## [Directions]
Copy out each line that has "ylabel" in it.
▶
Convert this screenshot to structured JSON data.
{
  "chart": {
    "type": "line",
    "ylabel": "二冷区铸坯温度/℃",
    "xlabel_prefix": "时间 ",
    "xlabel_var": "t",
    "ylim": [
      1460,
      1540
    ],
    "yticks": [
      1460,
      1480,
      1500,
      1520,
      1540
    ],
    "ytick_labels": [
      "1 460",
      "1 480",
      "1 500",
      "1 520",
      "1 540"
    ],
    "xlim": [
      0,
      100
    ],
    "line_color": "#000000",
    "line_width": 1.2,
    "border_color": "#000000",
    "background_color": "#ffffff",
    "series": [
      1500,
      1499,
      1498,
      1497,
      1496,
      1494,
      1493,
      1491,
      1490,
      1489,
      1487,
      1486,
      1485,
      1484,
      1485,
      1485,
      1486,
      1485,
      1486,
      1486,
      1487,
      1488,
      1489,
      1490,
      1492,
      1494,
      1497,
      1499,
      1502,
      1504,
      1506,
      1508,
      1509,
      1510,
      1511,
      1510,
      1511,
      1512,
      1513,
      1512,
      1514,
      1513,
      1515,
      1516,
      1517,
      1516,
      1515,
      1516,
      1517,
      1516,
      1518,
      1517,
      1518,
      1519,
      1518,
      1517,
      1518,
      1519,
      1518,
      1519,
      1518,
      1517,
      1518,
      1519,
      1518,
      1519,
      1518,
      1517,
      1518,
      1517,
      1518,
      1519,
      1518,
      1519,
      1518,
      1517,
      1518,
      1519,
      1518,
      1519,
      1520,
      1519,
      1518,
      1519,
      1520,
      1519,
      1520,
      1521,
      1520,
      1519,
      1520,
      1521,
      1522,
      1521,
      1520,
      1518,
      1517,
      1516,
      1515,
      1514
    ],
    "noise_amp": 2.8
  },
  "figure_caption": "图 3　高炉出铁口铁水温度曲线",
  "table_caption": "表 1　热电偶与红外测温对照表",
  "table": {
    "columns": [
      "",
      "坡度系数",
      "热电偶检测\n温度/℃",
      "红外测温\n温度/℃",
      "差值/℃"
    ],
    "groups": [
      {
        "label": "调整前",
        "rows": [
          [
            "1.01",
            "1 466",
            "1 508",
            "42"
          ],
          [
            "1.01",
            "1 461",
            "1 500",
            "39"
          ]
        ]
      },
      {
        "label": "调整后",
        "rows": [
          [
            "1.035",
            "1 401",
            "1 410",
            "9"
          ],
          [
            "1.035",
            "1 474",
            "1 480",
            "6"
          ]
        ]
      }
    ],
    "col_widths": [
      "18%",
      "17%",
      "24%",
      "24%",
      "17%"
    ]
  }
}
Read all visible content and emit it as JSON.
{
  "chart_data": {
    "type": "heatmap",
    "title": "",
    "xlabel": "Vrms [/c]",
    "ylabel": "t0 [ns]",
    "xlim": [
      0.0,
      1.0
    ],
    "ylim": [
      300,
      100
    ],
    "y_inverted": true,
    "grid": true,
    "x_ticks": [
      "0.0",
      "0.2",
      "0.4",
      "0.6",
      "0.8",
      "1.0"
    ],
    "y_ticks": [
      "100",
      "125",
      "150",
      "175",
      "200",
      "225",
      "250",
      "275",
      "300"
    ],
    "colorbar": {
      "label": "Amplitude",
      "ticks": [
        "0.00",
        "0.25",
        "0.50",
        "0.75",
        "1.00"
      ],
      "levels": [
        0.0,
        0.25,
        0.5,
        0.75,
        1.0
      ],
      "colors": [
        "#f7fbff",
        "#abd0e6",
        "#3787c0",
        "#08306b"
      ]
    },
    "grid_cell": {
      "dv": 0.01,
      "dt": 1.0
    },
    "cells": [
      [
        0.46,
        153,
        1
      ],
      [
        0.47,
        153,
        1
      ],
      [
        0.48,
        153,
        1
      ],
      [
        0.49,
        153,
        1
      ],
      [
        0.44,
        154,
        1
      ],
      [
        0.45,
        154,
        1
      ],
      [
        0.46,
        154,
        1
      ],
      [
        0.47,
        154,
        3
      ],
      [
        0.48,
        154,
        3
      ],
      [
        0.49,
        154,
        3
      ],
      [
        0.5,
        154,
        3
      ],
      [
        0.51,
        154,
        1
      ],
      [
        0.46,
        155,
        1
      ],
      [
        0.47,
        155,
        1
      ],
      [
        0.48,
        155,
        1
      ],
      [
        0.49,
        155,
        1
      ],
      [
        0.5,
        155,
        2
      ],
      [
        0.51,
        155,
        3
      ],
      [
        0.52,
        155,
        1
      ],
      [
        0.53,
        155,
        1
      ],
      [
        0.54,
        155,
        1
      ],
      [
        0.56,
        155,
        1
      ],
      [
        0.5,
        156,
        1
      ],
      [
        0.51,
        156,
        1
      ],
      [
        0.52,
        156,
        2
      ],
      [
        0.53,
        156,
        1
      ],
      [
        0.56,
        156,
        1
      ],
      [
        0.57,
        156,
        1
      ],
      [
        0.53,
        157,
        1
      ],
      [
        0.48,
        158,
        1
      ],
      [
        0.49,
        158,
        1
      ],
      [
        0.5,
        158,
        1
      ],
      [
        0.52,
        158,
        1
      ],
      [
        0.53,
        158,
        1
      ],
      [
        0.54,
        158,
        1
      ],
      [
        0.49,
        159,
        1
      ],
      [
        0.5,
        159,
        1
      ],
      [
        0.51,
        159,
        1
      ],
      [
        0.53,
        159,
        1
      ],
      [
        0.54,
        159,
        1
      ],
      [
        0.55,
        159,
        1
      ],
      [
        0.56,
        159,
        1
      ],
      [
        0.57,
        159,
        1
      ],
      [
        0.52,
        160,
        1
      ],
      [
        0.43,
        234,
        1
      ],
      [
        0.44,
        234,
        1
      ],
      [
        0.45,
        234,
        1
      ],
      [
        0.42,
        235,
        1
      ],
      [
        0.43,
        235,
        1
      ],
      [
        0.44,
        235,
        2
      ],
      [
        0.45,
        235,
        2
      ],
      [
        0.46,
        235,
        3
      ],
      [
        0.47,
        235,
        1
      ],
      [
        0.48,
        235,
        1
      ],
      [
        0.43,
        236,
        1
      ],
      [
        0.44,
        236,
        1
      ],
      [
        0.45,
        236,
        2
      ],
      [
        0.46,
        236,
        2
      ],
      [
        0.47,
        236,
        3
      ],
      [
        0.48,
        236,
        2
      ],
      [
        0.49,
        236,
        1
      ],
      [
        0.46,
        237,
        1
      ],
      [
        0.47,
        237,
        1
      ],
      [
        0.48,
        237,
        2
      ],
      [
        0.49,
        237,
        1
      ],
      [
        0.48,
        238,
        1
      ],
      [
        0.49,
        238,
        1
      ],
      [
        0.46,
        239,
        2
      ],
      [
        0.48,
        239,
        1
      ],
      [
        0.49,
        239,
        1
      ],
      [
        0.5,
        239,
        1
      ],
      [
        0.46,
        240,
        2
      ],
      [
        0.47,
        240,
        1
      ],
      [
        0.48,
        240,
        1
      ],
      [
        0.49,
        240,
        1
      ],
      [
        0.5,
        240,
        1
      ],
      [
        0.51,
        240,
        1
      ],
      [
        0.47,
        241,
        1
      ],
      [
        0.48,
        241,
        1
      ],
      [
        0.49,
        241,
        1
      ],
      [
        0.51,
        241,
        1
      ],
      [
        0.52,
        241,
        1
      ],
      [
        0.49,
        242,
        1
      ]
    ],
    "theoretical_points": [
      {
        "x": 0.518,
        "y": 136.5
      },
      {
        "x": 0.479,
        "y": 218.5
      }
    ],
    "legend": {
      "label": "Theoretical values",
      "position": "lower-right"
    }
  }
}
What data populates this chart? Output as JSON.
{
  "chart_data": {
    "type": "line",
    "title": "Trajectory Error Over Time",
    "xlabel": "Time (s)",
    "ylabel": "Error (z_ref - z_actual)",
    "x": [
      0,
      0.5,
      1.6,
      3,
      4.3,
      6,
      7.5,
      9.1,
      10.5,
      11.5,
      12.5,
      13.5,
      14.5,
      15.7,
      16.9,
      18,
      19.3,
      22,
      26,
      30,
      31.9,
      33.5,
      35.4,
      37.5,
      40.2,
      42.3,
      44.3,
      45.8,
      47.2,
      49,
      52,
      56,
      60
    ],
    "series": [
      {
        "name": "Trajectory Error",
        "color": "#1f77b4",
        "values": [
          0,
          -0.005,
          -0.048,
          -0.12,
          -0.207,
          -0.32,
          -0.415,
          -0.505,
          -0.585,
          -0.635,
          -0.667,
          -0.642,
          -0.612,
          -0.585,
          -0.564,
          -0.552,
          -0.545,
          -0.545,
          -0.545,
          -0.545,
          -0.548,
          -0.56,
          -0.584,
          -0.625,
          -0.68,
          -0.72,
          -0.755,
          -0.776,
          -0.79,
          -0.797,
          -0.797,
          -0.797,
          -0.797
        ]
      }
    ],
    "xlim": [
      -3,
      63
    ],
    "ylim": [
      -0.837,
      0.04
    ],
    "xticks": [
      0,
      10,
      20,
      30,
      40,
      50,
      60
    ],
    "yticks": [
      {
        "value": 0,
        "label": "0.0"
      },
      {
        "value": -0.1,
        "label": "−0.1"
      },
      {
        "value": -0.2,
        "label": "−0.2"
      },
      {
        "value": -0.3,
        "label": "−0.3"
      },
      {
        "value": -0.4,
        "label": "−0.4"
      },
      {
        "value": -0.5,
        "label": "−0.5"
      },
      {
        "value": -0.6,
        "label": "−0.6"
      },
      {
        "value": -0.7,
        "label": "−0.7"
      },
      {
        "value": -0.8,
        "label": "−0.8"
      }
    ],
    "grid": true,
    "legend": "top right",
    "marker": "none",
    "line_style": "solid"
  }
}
◀
## [Solution to the problem]
    "ylabel": "二冷区铸坯温度/℃",
    "ylabel": "t0 [ns]",
    "ylabel": "Error (z_ref - z_actual)",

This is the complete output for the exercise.